▸ **Your instructions**:
Of all the lines in the material, how many include the word "ABCDEF"? Give only the number.

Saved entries
## Begin
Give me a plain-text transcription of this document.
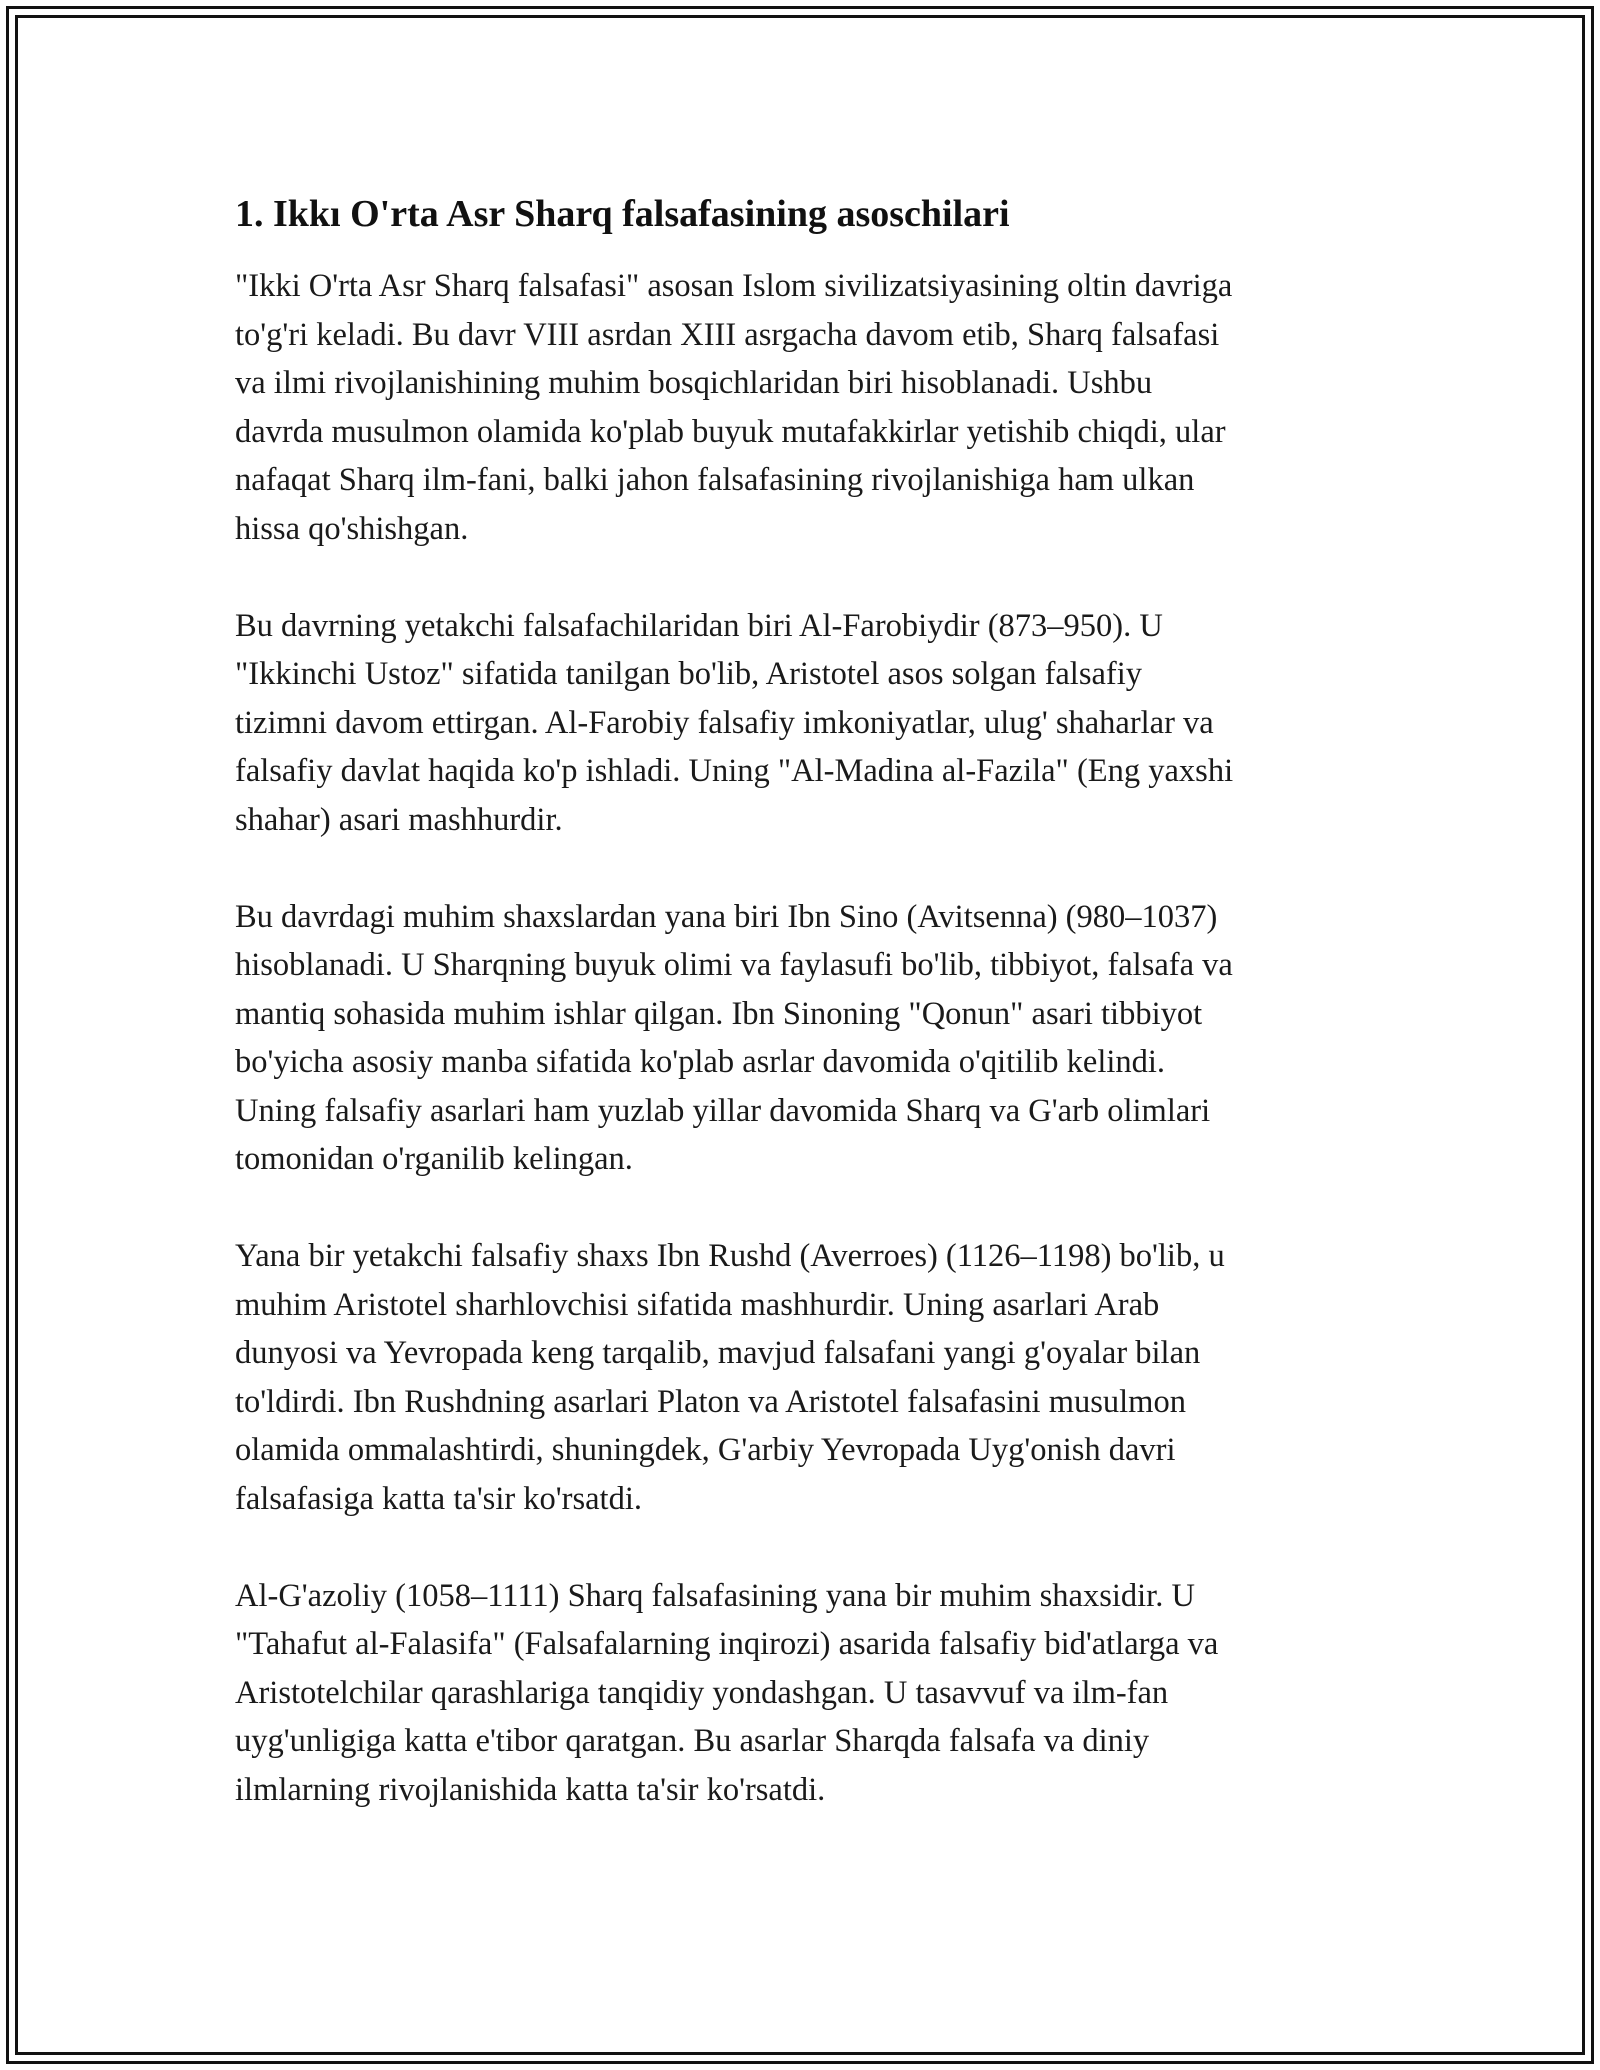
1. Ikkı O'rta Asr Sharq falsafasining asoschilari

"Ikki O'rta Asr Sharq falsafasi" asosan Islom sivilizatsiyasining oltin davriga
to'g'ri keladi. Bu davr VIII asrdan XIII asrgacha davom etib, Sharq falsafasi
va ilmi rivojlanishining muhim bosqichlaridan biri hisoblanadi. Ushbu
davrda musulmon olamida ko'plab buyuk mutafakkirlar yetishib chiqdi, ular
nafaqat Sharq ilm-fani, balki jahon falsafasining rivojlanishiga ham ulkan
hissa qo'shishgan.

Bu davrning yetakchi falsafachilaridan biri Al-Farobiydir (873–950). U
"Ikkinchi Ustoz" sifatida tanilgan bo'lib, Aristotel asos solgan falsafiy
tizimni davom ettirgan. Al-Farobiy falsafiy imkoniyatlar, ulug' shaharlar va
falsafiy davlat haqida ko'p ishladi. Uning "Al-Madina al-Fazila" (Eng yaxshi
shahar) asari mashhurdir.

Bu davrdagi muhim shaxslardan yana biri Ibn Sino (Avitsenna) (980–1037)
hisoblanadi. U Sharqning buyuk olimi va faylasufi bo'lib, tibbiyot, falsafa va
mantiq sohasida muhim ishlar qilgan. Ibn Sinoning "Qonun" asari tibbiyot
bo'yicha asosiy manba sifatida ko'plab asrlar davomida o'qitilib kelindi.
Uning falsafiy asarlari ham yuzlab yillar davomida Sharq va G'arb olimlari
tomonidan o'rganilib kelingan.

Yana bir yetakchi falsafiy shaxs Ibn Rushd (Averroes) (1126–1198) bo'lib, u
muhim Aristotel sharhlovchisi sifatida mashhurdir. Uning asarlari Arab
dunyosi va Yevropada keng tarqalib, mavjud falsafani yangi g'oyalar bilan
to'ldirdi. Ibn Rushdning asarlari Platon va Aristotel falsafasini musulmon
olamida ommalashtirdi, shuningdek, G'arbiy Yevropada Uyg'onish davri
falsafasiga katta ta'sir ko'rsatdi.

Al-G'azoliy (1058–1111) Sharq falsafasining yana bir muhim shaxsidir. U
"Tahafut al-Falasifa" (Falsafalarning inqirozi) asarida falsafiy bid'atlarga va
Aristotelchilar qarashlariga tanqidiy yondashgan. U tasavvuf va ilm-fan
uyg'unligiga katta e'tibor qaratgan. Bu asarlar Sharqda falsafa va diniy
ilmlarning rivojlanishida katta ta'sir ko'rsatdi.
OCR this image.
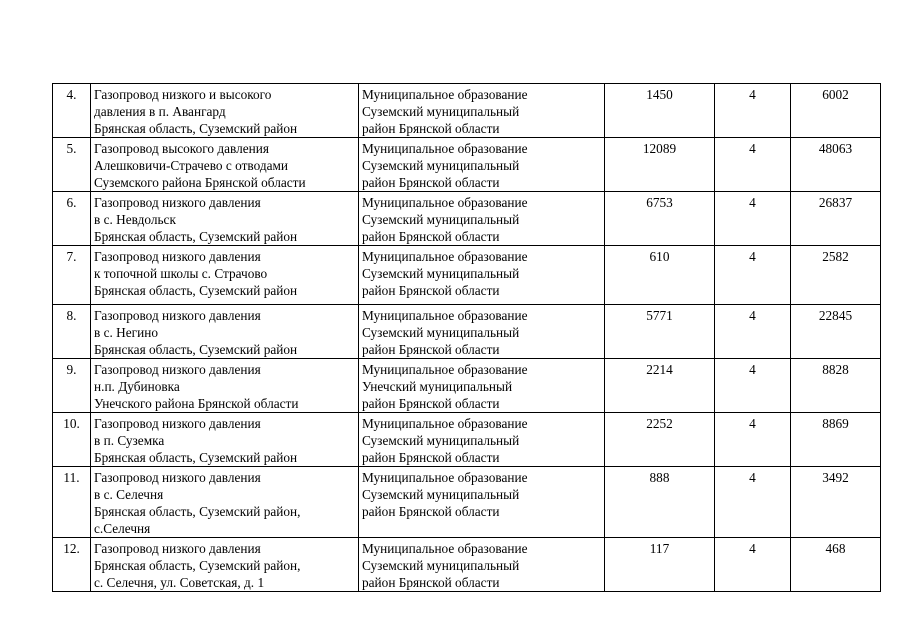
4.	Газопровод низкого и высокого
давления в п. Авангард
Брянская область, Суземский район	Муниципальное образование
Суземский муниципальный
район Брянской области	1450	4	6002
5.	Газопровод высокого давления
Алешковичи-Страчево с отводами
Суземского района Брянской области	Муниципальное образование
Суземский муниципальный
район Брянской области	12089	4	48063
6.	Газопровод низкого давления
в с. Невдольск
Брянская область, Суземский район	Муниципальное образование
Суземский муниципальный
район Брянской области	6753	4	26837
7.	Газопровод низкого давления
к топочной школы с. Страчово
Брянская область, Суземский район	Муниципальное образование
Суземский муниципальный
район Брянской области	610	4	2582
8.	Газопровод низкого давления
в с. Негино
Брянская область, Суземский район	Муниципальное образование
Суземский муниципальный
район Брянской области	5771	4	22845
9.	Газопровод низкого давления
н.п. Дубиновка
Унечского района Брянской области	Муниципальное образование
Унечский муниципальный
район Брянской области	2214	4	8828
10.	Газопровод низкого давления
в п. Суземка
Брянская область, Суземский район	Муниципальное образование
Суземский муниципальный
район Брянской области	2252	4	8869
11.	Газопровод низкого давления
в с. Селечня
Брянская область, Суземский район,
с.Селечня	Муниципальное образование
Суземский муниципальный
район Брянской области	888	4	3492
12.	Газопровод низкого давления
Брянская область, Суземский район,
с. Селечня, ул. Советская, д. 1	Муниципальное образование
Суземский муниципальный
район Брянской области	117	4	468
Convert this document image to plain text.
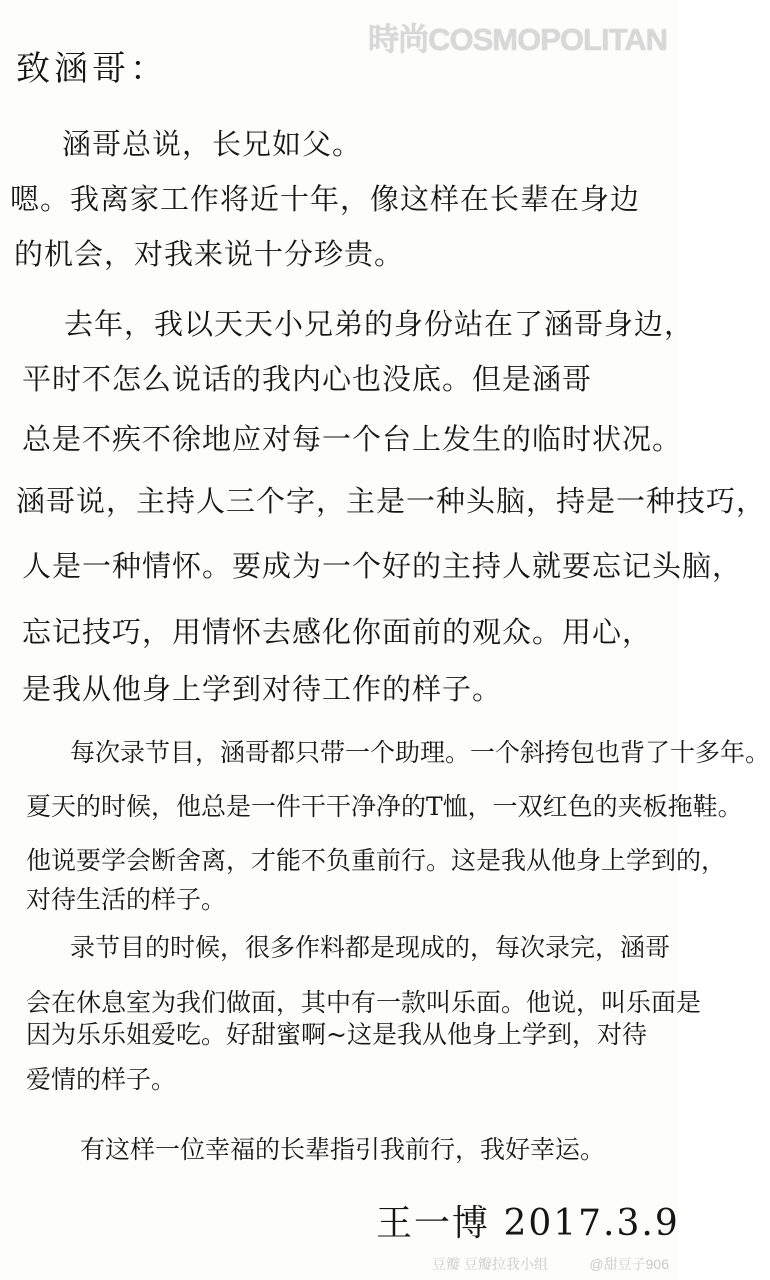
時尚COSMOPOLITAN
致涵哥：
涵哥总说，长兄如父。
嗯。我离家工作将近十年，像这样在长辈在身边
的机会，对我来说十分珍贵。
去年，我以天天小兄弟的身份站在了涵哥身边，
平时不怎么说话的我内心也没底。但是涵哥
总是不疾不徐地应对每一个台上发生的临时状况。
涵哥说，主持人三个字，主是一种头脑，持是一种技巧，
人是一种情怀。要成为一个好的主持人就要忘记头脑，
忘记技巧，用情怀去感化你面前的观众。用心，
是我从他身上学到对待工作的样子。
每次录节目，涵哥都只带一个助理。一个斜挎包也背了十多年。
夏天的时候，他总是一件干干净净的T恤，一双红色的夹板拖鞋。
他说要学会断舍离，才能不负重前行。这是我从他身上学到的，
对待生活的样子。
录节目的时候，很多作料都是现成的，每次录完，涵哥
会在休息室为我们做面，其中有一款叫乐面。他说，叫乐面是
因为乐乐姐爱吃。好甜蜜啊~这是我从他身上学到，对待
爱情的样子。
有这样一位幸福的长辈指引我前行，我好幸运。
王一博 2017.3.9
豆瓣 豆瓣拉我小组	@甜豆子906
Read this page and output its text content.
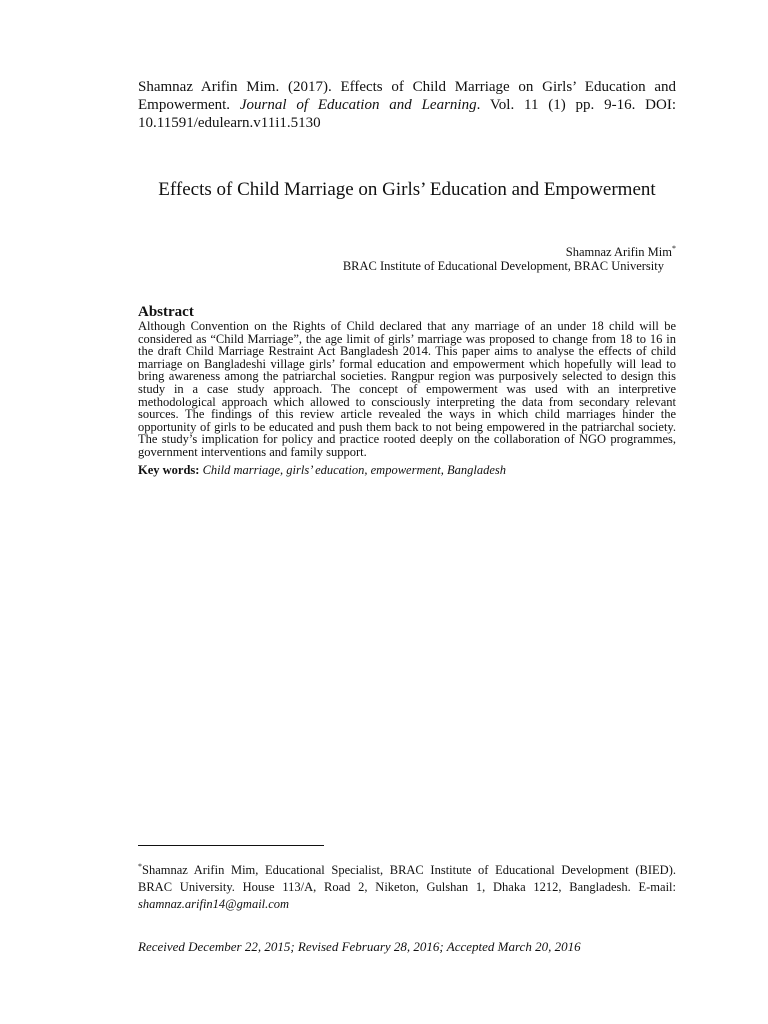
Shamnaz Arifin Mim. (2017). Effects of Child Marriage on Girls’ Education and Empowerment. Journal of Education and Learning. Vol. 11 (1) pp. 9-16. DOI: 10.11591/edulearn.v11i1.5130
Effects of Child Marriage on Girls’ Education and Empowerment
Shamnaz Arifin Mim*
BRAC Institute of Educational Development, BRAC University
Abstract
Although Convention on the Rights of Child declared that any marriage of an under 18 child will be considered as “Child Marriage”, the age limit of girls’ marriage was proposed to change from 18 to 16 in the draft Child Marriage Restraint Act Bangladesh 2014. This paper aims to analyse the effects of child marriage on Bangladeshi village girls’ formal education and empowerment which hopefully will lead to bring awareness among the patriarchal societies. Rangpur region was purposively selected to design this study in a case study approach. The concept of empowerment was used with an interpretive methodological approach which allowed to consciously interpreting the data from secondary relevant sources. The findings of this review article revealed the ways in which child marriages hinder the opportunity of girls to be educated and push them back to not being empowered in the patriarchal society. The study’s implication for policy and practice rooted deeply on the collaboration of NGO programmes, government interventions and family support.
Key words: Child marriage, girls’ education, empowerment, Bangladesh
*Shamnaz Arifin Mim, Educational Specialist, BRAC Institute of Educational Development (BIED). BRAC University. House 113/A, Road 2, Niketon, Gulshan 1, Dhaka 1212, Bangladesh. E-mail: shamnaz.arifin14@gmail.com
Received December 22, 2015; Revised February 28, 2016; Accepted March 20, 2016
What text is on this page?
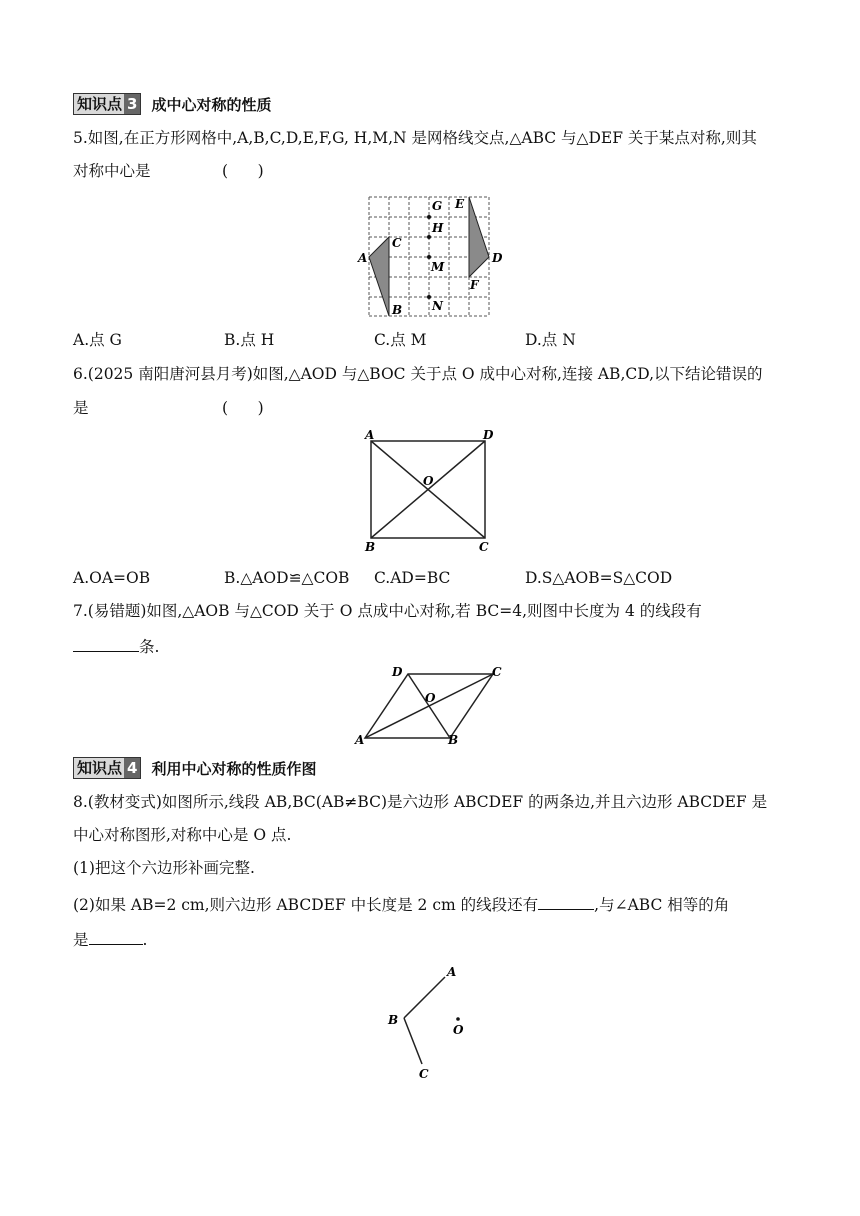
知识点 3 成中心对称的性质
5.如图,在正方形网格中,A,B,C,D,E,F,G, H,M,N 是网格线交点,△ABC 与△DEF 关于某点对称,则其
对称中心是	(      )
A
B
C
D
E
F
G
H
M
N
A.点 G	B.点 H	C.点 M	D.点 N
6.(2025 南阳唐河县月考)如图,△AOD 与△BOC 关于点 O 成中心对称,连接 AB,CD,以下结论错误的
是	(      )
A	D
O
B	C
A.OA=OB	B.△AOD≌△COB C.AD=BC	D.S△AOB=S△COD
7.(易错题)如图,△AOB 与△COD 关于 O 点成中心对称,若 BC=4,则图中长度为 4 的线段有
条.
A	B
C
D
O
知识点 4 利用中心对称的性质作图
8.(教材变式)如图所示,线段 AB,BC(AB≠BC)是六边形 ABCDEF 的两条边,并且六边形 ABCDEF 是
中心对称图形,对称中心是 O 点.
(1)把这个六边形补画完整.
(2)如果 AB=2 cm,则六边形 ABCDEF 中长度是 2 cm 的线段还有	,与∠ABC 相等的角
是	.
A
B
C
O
## End
▸ **Output for this exercise**:
2